=== Data extract ===

— BEGIN —

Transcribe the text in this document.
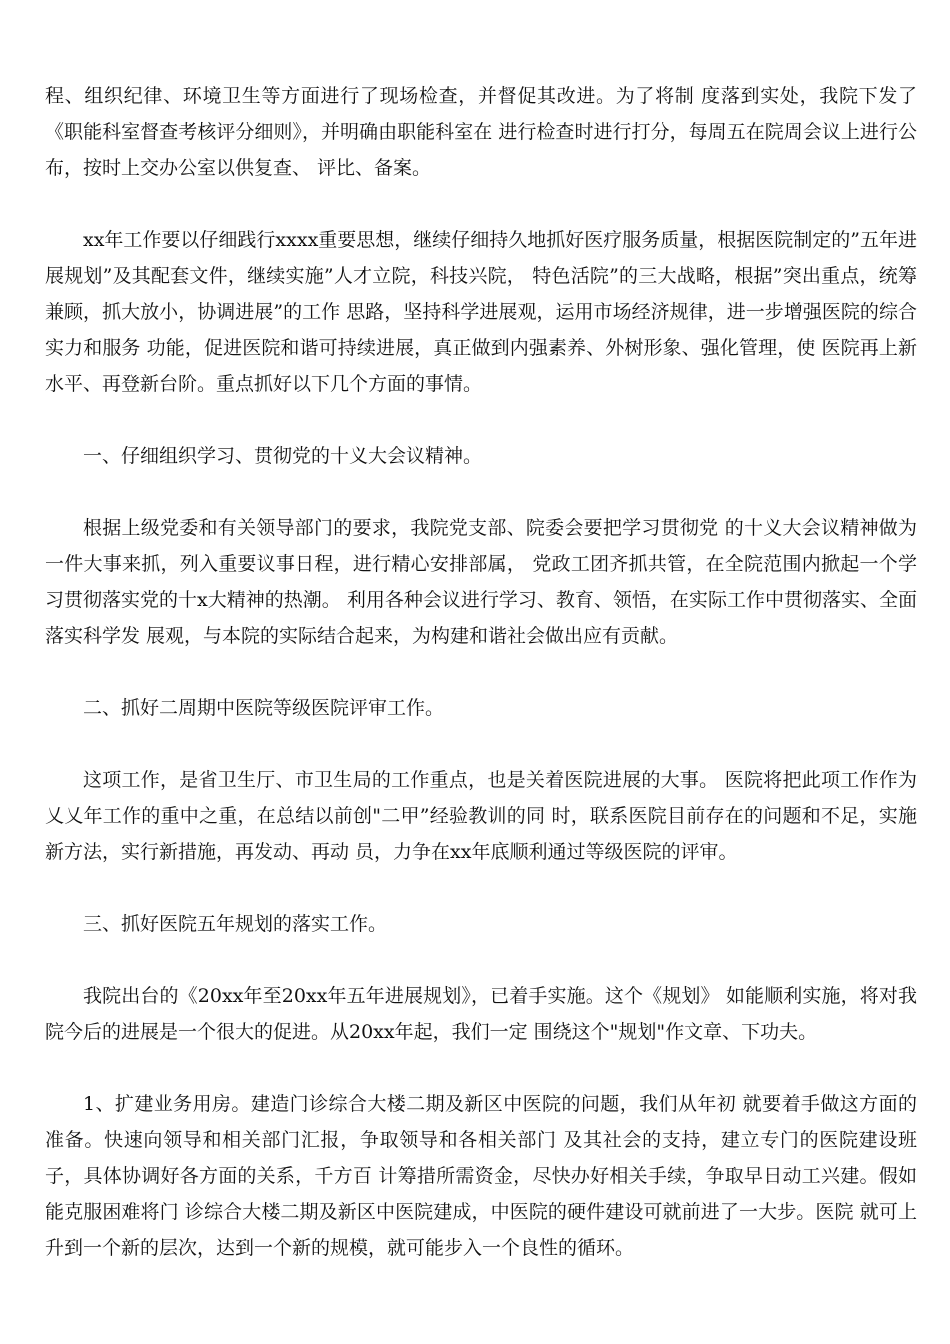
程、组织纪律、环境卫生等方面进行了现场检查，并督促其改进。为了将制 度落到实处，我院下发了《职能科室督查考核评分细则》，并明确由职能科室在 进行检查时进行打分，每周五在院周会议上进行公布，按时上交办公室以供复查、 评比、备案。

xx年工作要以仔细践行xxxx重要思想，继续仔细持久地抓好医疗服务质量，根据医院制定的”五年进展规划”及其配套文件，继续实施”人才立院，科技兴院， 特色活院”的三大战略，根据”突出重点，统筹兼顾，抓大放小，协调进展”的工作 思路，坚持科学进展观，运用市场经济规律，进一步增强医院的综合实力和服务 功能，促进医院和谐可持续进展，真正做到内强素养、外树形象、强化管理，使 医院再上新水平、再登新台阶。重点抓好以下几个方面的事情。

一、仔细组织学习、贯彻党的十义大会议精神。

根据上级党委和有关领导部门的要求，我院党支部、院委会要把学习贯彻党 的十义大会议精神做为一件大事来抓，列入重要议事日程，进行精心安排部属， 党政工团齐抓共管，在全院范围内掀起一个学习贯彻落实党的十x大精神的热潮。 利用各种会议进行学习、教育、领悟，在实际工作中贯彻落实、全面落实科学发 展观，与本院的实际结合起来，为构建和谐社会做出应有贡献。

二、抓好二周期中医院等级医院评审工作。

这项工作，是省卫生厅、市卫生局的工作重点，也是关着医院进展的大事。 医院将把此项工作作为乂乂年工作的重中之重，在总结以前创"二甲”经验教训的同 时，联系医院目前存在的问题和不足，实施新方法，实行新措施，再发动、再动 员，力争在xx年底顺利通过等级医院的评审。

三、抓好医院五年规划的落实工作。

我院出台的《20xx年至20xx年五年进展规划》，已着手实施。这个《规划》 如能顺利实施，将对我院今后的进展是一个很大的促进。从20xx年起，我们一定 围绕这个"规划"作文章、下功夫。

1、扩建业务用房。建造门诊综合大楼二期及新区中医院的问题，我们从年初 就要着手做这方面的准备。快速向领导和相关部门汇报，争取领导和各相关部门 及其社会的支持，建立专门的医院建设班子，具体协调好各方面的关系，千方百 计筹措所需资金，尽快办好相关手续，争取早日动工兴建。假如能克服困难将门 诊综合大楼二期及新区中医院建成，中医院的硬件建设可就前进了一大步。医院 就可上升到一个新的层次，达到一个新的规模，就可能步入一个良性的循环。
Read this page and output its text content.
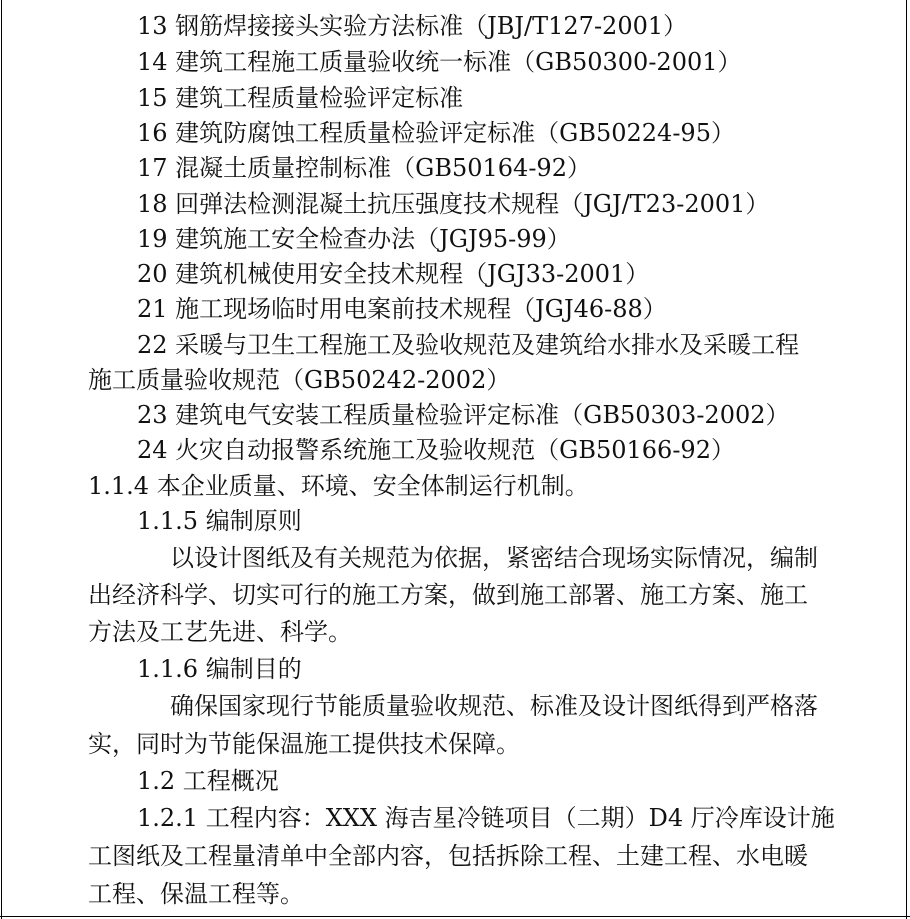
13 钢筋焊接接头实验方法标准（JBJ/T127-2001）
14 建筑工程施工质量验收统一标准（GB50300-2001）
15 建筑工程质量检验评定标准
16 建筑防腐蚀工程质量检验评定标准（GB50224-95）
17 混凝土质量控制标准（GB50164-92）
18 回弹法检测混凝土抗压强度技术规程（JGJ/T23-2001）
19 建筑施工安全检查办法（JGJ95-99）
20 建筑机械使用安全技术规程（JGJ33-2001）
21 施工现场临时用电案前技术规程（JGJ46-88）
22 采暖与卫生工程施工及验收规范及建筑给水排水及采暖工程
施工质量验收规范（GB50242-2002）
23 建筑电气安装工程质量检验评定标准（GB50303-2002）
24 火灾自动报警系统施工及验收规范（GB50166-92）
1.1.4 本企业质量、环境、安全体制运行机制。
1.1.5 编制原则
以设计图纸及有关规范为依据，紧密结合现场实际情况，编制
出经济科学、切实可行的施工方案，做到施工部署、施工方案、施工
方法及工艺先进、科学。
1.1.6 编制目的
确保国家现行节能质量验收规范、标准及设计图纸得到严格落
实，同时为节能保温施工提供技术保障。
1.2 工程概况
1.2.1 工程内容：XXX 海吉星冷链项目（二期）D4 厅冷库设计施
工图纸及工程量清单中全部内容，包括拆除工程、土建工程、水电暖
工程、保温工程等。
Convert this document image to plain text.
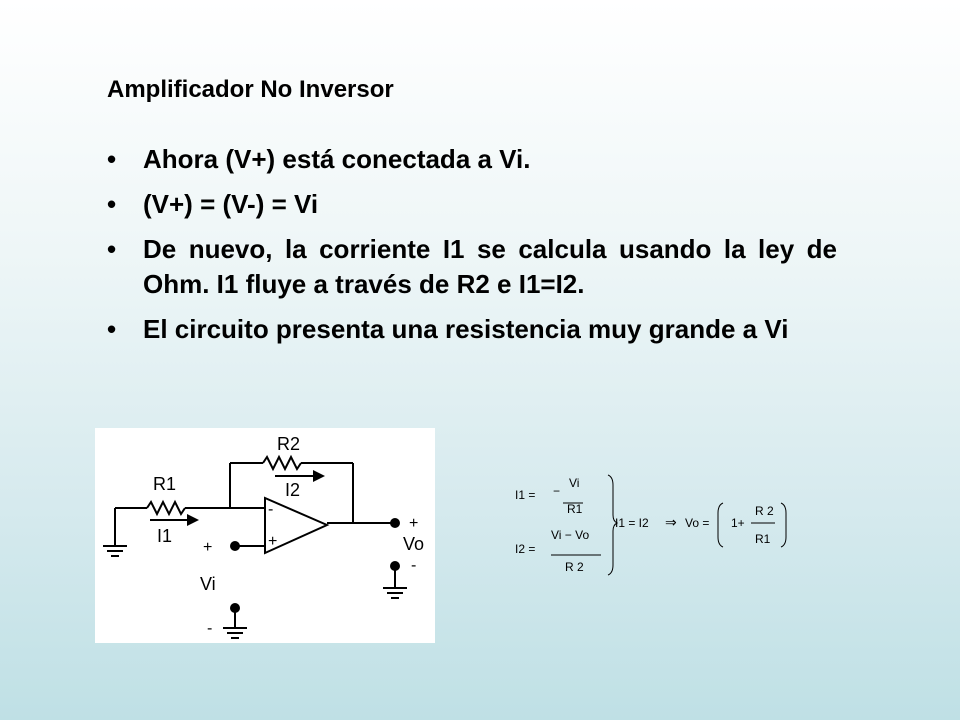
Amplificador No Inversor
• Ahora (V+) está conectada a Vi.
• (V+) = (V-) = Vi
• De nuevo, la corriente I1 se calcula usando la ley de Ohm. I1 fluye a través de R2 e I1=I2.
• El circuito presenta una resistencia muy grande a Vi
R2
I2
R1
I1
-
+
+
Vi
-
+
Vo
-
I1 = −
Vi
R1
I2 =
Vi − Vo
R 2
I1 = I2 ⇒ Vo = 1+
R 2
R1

— END —

=== Exercise goal ===
Omit the pictures. Output every record above word for word.

=== The completed task ===
Transcribe the text in this document.
程、组织纪律、环境卫生等方面进行了现场检查，并督促其改进。为了将制 度落到实处，我院下发了《职能科室督查考核评分细则》，并明确由职能科室在 进行检查时进行打分，每周五在院周会议上进行公布，按时上交办公室以供复查、 评比、备案。

xx年工作要以仔细践行xxxx重要思想，继续仔细持久地抓好医疗服务质量，根据医院制定的”五年进展规划”及其配套文件，继续实施”人才立院，科技兴院， 特色活院”的三大战略，根据”突出重点，统筹兼顾，抓大放小，协调进展”的工作 思路，坚持科学进展观，运用市场经济规律，进一步增强医院的综合实力和服务 功能，促进医院和谐可持续进展，真正做到内强素养、外树形象、强化管理，使 医院再上新水平、再登新台阶。重点抓好以下几个方面的事情。

一、仔细组织学习、贯彻党的十义大会议精神。

根据上级党委和有关领导部门的要求，我院党支部、院委会要把学习贯彻党 的十义大会议精神做为一件大事来抓，列入重要议事日程，进行精心安排部属， 党政工团齐抓共管，在全院范围内掀起一个学习贯彻落实党的十x大精神的热潮。 利用各种会议进行学习、教育、领悟，在实际工作中贯彻落实、全面落实科学发 展观，与本院的实际结合起来，为构建和谐社会做出应有贡献。

二、抓好二周期中医院等级医院评审工作。

这项工作，是省卫生厅、市卫生局的工作重点，也是关着医院进展的大事。 医院将把此项工作作为乂乂年工作的重中之重，在总结以前创"二甲”经验教训的同 时，联系医院目前存在的问题和不足，实施新方法，实行新措施，再发动、再动 员，力争在xx年底顺利通过等级医院的评审。

三、抓好医院五年规划的落实工作。

我院出台的《20xx年至20xx年五年进展规划》，已着手实施。这个《规划》 如能顺利实施，将对我院今后的进展是一个很大的促进。从20xx年起，我们一定 围绕这个"规划"作文章、下功夫。

1、扩建业务用房。建造门诊综合大楼二期及新区中医院的问题，我们从年初 就要着手做这方面的准备。快速向领导和相关部门汇报，争取领导和各相关部门 及其社会的支持，建立专门的医院建设班子，具体协调好各方面的关系，千方百 计筹措所需资金，尽快办好相关手续，争取早日动工兴建。假如能克服困难将门 诊综合大楼二期及新区中医院建成，中医院的硬件建设可就前进了一大步。医院 就可上升到一个新的层次，达到一个新的规模，就可能步入一个良性的循环。
Read this page and output its text content.
13 钢筋焊接接头实验方法标准（JBJ/T127-2001）
14 建筑工程施工质量验收统一标准（GB50300-2001）
15 建筑工程质量检验评定标准
16 建筑防腐蚀工程质量检验评定标准（GB50224-95）
17 混凝土质量控制标准（GB50164-92）
18 回弹法检测混凝土抗压强度技术规程（JGJ/T23-2001）
19 建筑施工安全检查办法（JGJ95-99）
20 建筑机械使用安全技术规程（JGJ33-2001）
21 施工现场临时用电案前技术规程（JGJ46-88）
22 采暖与卫生工程施工及验收规范及建筑给水排水及采暖工程
施工质量验收规范（GB50242-2002）
23 建筑电气安装工程质量检验评定标准（GB50303-2002）
24 火灾自动报警系统施工及验收规范（GB50166-92）
1.1.4 本企业质量、环境、安全体制运行机制。
1.1.5 编制原则
以设计图纸及有关规范为依据，紧密结合现场实际情况，编制
出经济科学、切实可行的施工方案，做到施工部署、施工方案、施工
方法及工艺先进、科学。
1.1.6 编制目的
确保国家现行节能质量验收规范、标准及设计图纸得到严格落
实，同时为节能保温施工提供技术保障。
1.2 工程概况
1.2.1 工程内容：XXX 海吉星冷链项目（二期）D4 厅冷库设计施
工图纸及工程量清单中全部内容，包括拆除工程、土建工程、水电暖
工程、保温工程等。
Convert this document image to plain text.
Amplificador No Inversor
• Ahora (V+) está conectada a Vi.
• (V+) = (V-) = Vi
• De nuevo, la corriente I1 se calcula usando la ley de Ohm. I1 fluye a través de R2 e I1=I2.
• El circuito presenta una resistencia muy grande a Vi
R2
I2
R1
I1
-
+
+
Vi
-
+
Vo
-
I1 = −
Vi
R1
I2 =
Vi − Vo
R 2
I1 = I2 ⇒ Vo = 1+
R 2
R1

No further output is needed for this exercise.